## WHAT THE TASK ASKS
Show every line that has the string "regard" in it.
**** WORKING DATA ****
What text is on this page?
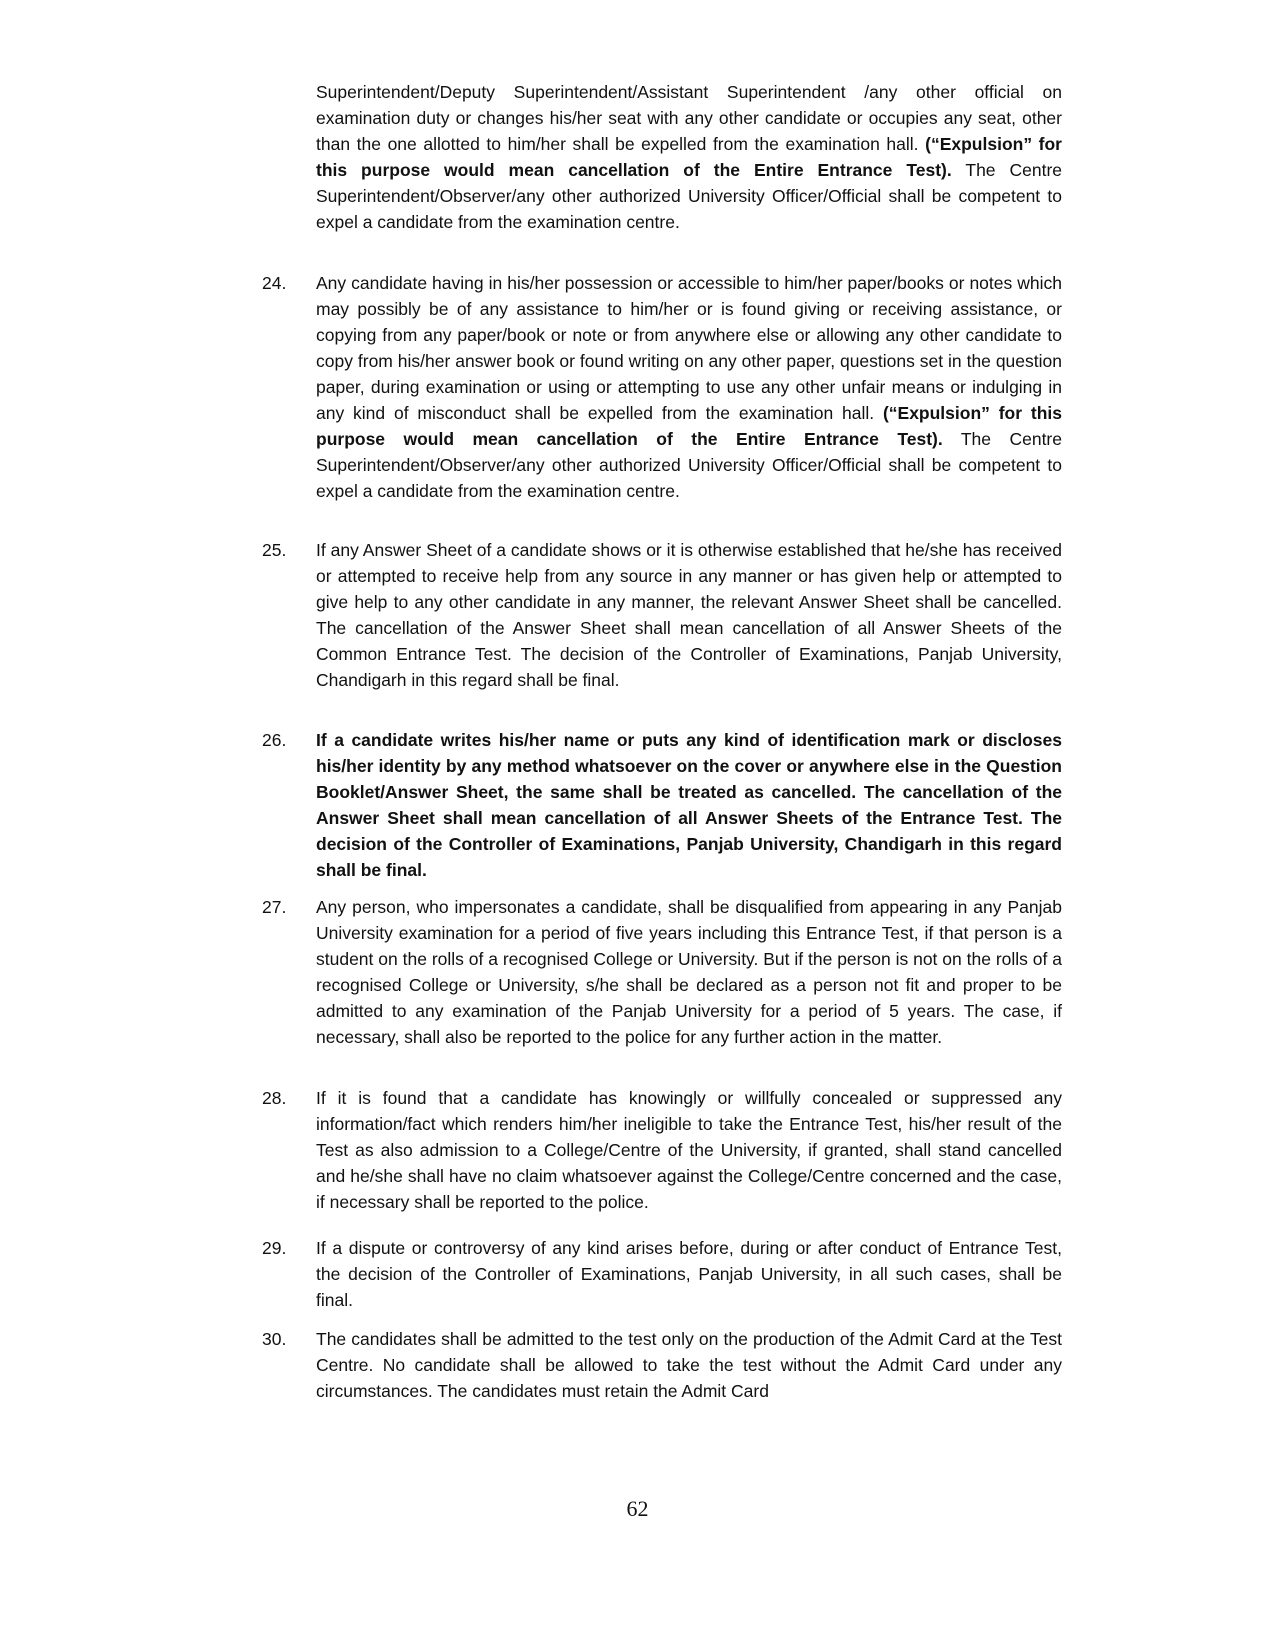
Superintendent/Deputy Superintendent/Assistant Superintendent /any other official on examination duty or changes his/her seat with any other candidate or occupies any seat, other than the one allotted to him/her shall be expelled from the examination hall. (“Expulsion” for this purpose would mean cancellation of the Entire Entrance Test). The Centre Superintendent/Observer/any other authorized University Officer/Official shall be competent to expel a candidate from the examination centre.
24.	Any candidate having in his/her possession or accessible to him/her paper/books or notes which may possibly be of any assistance to him/her or is found giving or receiving assistance, or copying from any paper/book or note or from anywhere else or allowing any other candidate to copy from his/her answer book or found writing on any other paper, questions set in the question paper, during examination or using or attempting to use any other unfair means or indulging in any kind of misconduct shall be expelled from the examination hall. (“Expulsion” for this purpose would mean cancellation of the Entire Entrance Test). The Centre Superintendent/Observer/any other authorized University Officer/Official shall be competent to expel a candidate from the examination centre.
25.	If any Answer Sheet of a candidate shows or it is otherwise established that he/she has received or attempted to receive help from any source in any manner or has given help or attempted to give help to any other candidate in any manner, the relevant Answer Sheet shall be cancelled. The cancellation of the Answer Sheet shall mean cancellation of all Answer Sheets of the Common Entrance Test. The decision of the Controller of Examinations, Panjab University, Chandigarh in this regard shall be final.
26.	If a candidate writes his/her name or puts any kind of identification mark or discloses his/her identity by any method whatsoever on the cover or anywhere else in the Question Booklet/Answer Sheet, the same shall be treated as cancelled. The cancellation of the Answer Sheet shall mean cancellation of all Answer Sheets of the Entrance Test. The decision of the Controller of Examinations, Panjab University, Chandigarh in this regard shall be final.
27.	Any person, who impersonates a candidate, shall be disqualified from appearing in any Panjab University examination for a period of five years including this Entrance Test, if that person is a student on the rolls of a recognised College or University. But if the person is not on the rolls of a recognised College or University, s/he shall be declared as a person not fit and proper to be admitted to any examination of the Panjab University for a period of 5 years. The case, if necessary, shall also be reported to the police for any further action in the matter.
28.	If it is found that a candidate has knowingly or willfully concealed or suppressed any information/fact which renders him/her ineligible to take the Entrance Test, his/her result of the Test as also admission to a College/Centre of the University, if granted, shall stand cancelled and he/she shall have no claim whatsoever against the College/Centre concerned and the case, if necessary shall be reported to the police.
29.	If a dispute or controversy of any kind arises before, during or after conduct of Entrance Test, the decision of the Controller of Examinations, Panjab University, in all such cases, shall be final.
30.	The candidates shall be admitted to the test only on the production of the Admit Card at the Test Centre. No candidate shall be allowed to take the test without the Admit Card under any circumstances. The candidates must retain the Admit Card
62
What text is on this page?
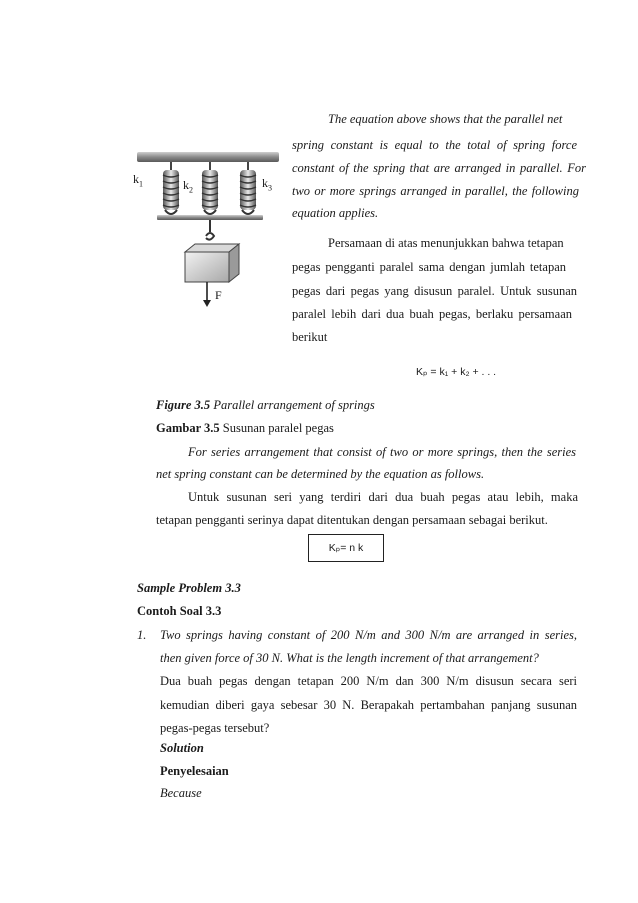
$k_1$	$k_2$	$k_3$
F
The equation above shows that the parallel net
spring constant is equal to the total of spring force
constant of the spring that are arranged in parallel. For
two or more springs arranged in parallel, the following
equation applies.
Persamaan di atas menunjukkan bahwa tetapan
pegas pengganti paralel sama dengan jumlah tetapan
pegas dari pegas yang disusun paralel. Untuk susunan
paralel lebih dari dua buah pegas, berlaku persamaan
berikut
Kₚ = k₁ + k₂ + . . .
Figure 3.5 Parallel arrangement of springs
Gambar 3.5 Susunan paralel pegas
For series arrangement that consist of two or more springs, then the series
net spring constant can be determined by the equation as follows.
Untuk susunan seri yang terdiri dari dua buah pegas atau lebih, maka
tetapan pengganti serinya dapat ditentukan dengan persamaan sebagai berikut.
Kₚ= n k
Sample Problem 3.3
Contoh Soal 3.3
1. Two springs having constant of 200 N/m and 300 N/m are arranged in series,
then given force of 30 N. What is the length increment of that arrangement?
Dua buah pegas dengan tetapan 200 N/m dan 300 N/m disusun secara seri
kemudian diberi gaya sebesar 30 N. Berapakah pertambahan panjang susunan
pegas-pegas tersebut?
Solution
Penyelesaian
Because
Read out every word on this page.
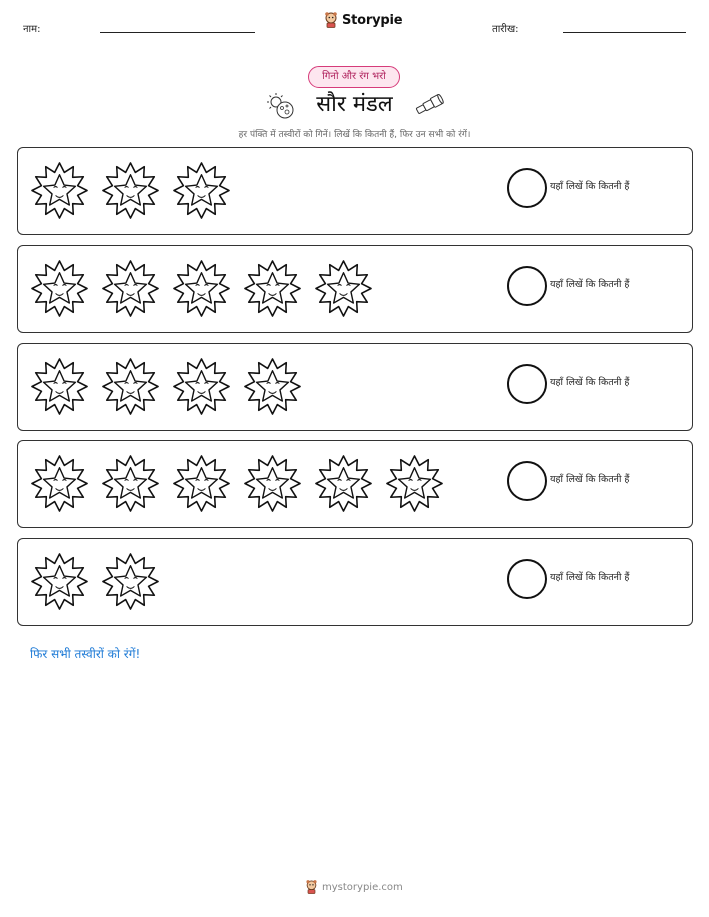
नाम:
Storypie
तारीख:
गिनो और रंग भरो
सौर मंडल
हर पंक्ति में तस्वीरों को गिनें। लिखें कि कितनी हैं, फिर उन सभी को रंगें।
यहाँ लिखें कि कितनी हैं
यहाँ लिखें कि कितनी हैं
यहाँ लिखें कि कितनी हैं
यहाँ लिखें कि कितनी हैं
यहाँ लिखें कि कितनी हैं
फिर सभी तस्वीरों को रंगें!
mystorypie.com
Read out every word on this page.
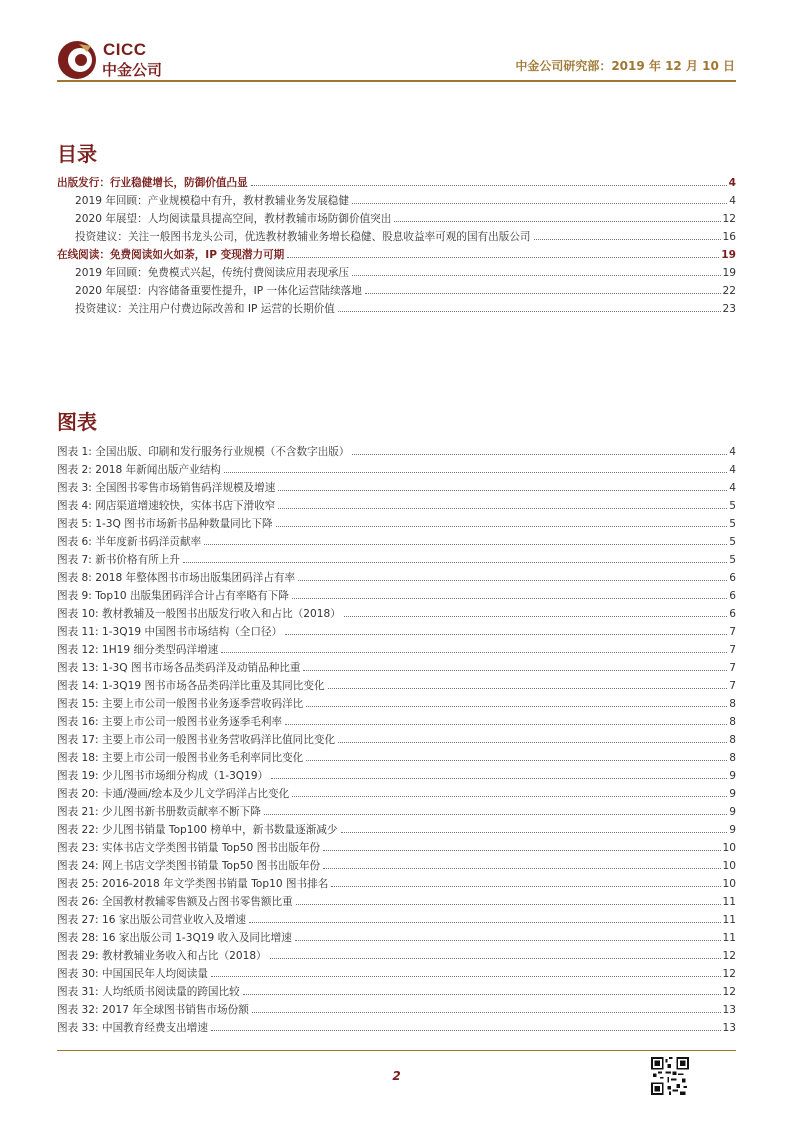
CICC
中金公司	中金公司研究部：2019 年 12 月 10 日
目录
出版发行：行业稳健增长，防御价值凸显	4
2019 年回顾：产业规模稳中有升，教材教辅业务发展稳健	4
2020 年展望：人均阅读量具提高空间，教材教辅市场防御价值突出	12
投资建议：关注一般图书龙头公司，优选教材教辅业务增长稳健、股息收益率可观的国有出版公司	16
在线阅读：免费阅读如火如荼，IP 变现潜力可期	19
2019 年回顾：免费模式兴起，传统付费阅读应用表现承压	19
2020 年展望：内容储备重要性提升，IP 一体化运营陆续落地	22
投资建议：关注用户付费边际改善和 IP 运营的长期价值	23
图表
图表 1: 全国出版、印刷和发行服务行业规模（不含数字出版）	4
图表 2: 2018 年新闻出版产业结构	4
图表 3: 全国图书零售市场销售码洋规模及增速	4
图表 4: 网店渠道增速较快，实体书店下滑收窄	5
图表 5: 1-3Q 图书市场新书品种数量同比下降	5
图表 6: 半年度新书码洋贡献率	5
图表 7: 新书价格有所上升	5
图表 8: 2018 年整体图书市场出版集团码洋占有率	6
图表 9: Top10 出版集团码洋合计占有率略有下降	6
图表 10: 教材教辅及一般图书出版发行收入和占比（2018）	6
图表 11: 1-3Q19 中国图书市场结构（全口径）	7
图表 12: 1H19 细分类型码洋增速	7
图表 13: 1-3Q 图书市场各品类码洋及动销品种比重	7
图表 14: 1-3Q19 图书市场各品类码洋比重及其同比变化	7
图表 15: 主要上市公司一般图书业务逐季营收码洋比	8
图表 16: 主要上市公司一般图书业务逐季毛利率	8
图表 17: 主要上市公司一般图书业务营收码洋比值同比变化	8
图表 18: 主要上市公司一般图书业务毛利率同比变化	8
图表 19: 少儿图书市场细分构成（1-3Q19）	9
图表 20: 卡通/漫画/绘本及少儿文学码洋占比变化	9
图表 21: 少儿图书新书册数贡献率不断下降	9
图表 22: 少儿图书销量 Top100 榜单中，新书数量逐渐减少	9
图表 23: 实体书店文学类图书销量 Top50 图书出版年份	10
图表 24: 网上书店文学类图书销量 Top50 图书出版年份	10
图表 25: 2016-2018 年文学类图书销量 Top10 图书排名	10
图表 26: 全国教材教辅零售额及占图书零售额比重	11
图表 27: 16 家出版公司营业收入及增速	11
图表 28: 16 家出版公司 1-3Q19 收入及同比增速	11
图表 29: 教材教辅业务收入和占比（2018）	12
图表 30: 中国国民年人均阅读量	12
图表 31: 人均纸质书阅读量的跨国比较	12
图表 32: 2017 年全球图书销售市场份额	13
图表 33: 中国教育经费支出增速	13
2
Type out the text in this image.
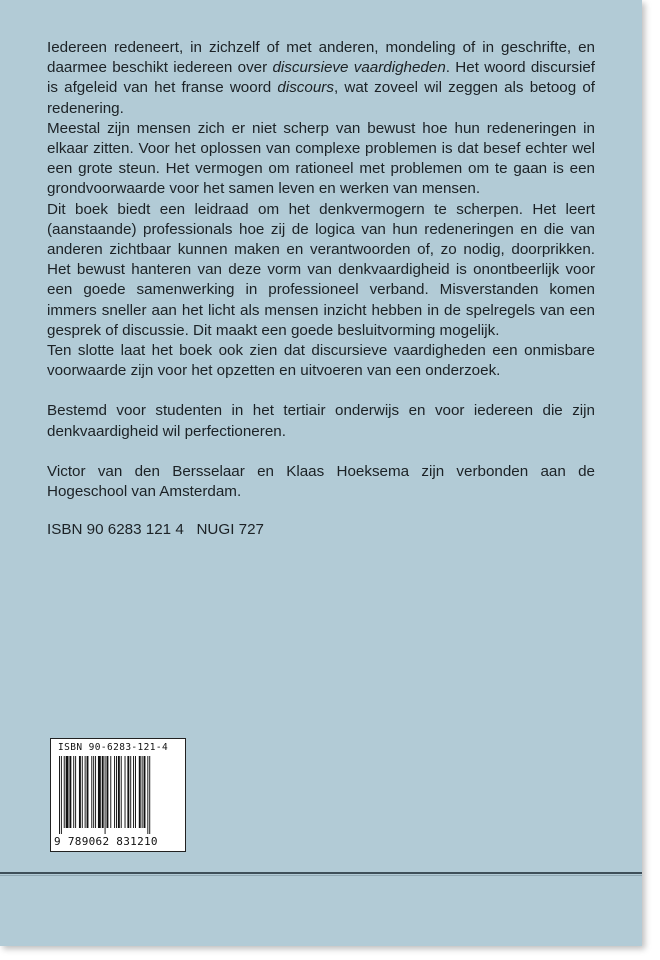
Iedereen redeneert, in zichzelf of met anderen, mondeling of in geschrifte, en daarmee beschikt iedereen over discursieve vaardigheden. Het woord discursief is afgeleid van het franse woord discours, wat zoveel wil zeggen als betoog of redenering.

Meestal zijn mensen zich er niet scherp van bewust hoe hun redeneringen in elkaar zitten. Voor het oplossen van complexe problemen is dat besef echter wel een grote steun. Het vermogen om rationeel met problemen om te gaan is een grondvoorwaarde voor het samen leven en werken van mensen.

Dit boek biedt een leidraad om het denkvermogern te scherpen. Het leert (aanstaande) professionals hoe zij de logica van hun redeneringen en die van anderen zichtbaar kunnen maken en verantwoorden of, zo nodig, doorprikken. Het bewust hanteren van deze vorm van denkvaardigheid is onontbeerlijk voor een goede samenwerking in professioneel verband. Misverstanden komen immers sneller aan het licht als mensen inzicht hebben in de spelregels van een gesprek of discussie. Dit maakt een goede besluitvorming mogelijk.

Ten slotte laat het boek ook zien dat discursieve vaardigheden een onmisbare voorwaarde zijn voor het opzetten en uitvoeren van een onderzoek.

Bestemd voor studenten in het tertiair onderwijs en voor iedereen die zijn denkvaardigheid wil perfectioneren.

Victor van den Bersselaar en Klaas Hoeksema zijn verbonden aan de Hogeschool van Amsterdam.

ISBN 90 6283 121 4   NUGI 727

ISBN 90-6283-121-4
9 789062 831210
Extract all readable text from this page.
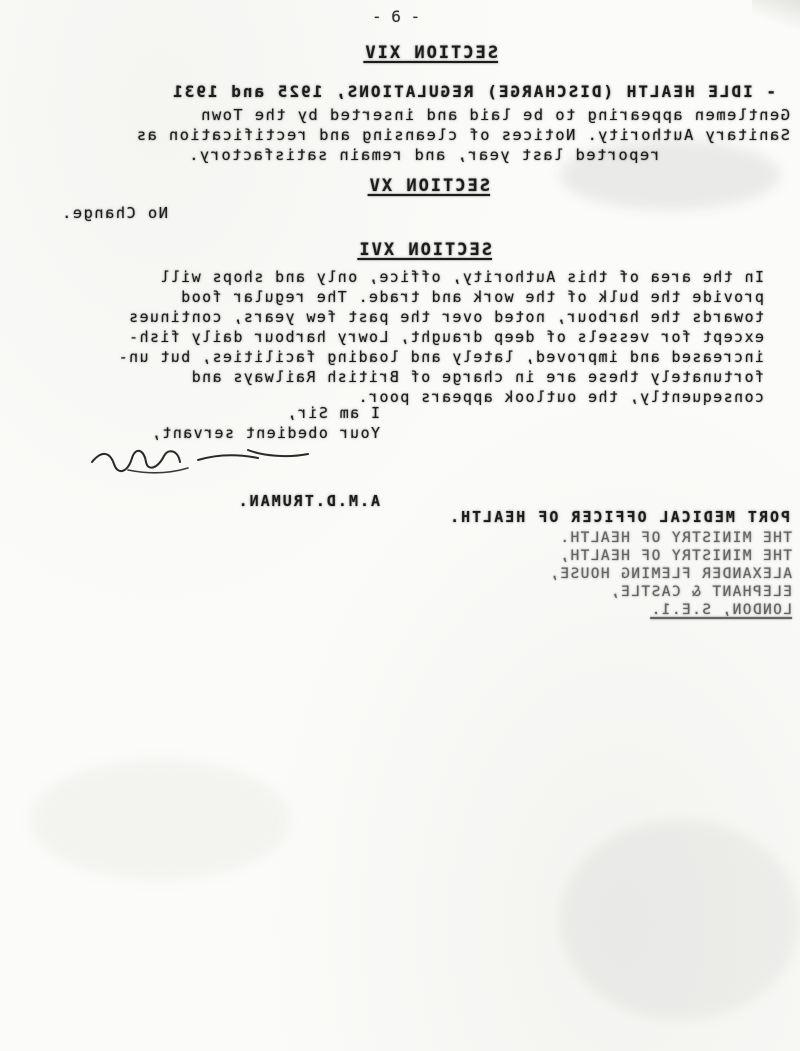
- 6 -
SECTION XIV
- IDLE HEALTH (DISCHARGE) REGULATIONS, 1925 and 1931
Gentlemen appearing to be laid and inserted by the Town
Sanitary Authority. Notices of cleansing and rectification as
reported last year, and remain satisfactory.
SECTION XV
No Change.
SECTION XVI
In the area of this Authority, office, only and shops will
provide the bulk of the work and trade. The regular food
towards the harbour, noted over the past few years, continues
except for vessels of deep draught, Lowry harbour daily fish-
increased and improved, lately and loading facilities, but un-
fortunately these are in charge of British Railways and
consequently, the outlook appears poor.
I am Sir,
Your obedient servant,
A.M.D.TRUMAN.
PORT MEDICAL OFFICER OF HEALTH.
THE MINISTRY OF HEALTH.
THE MINISTRY OF HEALTH,
ALEXANDER FLEMING HOUSE,
ELEPHANT & CASTLE,
LONDON, S.E.1.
****
## FINISHED ANSWER
25.	If any Answer Sheet of a candidate shows or it is otherwise established that he/she has received or attempted to receive help from any source in any manner or has given help or attempted to give help to any other candidate in any manner, the relevant Answer Sheet shall be cancelled. The cancellation of the Answer Sheet shall mean cancellation of all Answer Sheets of the Common Entrance Test. The decision of the Controller of Examinations, Panjab University, Chandigarh in this regard shall be final.
26.	If a candidate writes his/her name or puts any kind of identification mark or discloses his/her identity by any method whatsoever on the cover or anywhere else in the Question Booklet/Answer Sheet, the same shall be treated as cancelled. The cancellation of the Answer Sheet shall mean cancellation of all Answer Sheets of the Entrance Test. The decision of the Controller of Examinations, Panjab University, Chandigarh in this regard shall be final.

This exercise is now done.